↓

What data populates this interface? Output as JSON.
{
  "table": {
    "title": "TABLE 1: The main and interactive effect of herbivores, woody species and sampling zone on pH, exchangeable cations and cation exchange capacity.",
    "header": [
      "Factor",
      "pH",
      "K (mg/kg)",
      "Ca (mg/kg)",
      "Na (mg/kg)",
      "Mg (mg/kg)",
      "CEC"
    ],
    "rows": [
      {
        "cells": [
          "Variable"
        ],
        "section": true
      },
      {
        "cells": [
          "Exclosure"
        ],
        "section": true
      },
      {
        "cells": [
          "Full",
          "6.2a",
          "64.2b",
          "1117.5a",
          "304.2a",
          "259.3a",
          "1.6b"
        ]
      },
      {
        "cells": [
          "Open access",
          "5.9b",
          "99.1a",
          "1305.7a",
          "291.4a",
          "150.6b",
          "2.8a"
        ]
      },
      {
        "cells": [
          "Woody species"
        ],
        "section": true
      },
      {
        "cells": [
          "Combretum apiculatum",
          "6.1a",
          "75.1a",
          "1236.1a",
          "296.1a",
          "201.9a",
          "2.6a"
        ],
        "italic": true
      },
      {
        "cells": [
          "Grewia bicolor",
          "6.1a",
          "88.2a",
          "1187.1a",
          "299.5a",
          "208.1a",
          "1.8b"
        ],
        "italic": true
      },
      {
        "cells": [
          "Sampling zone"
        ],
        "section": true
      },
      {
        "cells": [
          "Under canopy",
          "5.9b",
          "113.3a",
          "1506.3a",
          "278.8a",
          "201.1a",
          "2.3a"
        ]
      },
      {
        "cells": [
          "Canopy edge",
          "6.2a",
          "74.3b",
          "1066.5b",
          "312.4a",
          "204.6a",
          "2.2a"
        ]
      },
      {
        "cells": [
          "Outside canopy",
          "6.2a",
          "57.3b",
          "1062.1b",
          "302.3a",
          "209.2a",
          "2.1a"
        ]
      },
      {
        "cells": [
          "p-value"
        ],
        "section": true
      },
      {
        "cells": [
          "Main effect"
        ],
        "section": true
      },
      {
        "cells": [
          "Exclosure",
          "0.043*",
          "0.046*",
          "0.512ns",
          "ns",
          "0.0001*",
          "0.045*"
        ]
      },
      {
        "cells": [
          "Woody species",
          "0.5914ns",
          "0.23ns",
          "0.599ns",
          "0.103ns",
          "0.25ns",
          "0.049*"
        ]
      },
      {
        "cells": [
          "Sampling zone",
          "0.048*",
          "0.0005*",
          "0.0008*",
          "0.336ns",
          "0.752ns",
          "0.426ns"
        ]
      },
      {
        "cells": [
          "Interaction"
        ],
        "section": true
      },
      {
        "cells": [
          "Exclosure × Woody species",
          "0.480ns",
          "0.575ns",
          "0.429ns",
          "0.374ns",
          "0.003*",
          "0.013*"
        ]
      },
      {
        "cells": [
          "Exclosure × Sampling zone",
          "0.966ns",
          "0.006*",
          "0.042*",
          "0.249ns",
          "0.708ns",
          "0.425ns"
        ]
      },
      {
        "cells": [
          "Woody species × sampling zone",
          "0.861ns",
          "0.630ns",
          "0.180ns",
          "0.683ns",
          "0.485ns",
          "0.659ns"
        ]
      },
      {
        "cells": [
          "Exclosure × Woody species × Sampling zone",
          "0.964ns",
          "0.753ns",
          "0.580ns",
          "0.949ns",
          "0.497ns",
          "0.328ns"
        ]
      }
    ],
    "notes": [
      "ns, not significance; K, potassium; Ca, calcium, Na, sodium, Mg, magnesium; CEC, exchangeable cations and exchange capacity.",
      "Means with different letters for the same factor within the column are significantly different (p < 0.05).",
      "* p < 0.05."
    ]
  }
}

↑

Considering only the records above, state the number of lines that include the word "effect", with nothing added.

2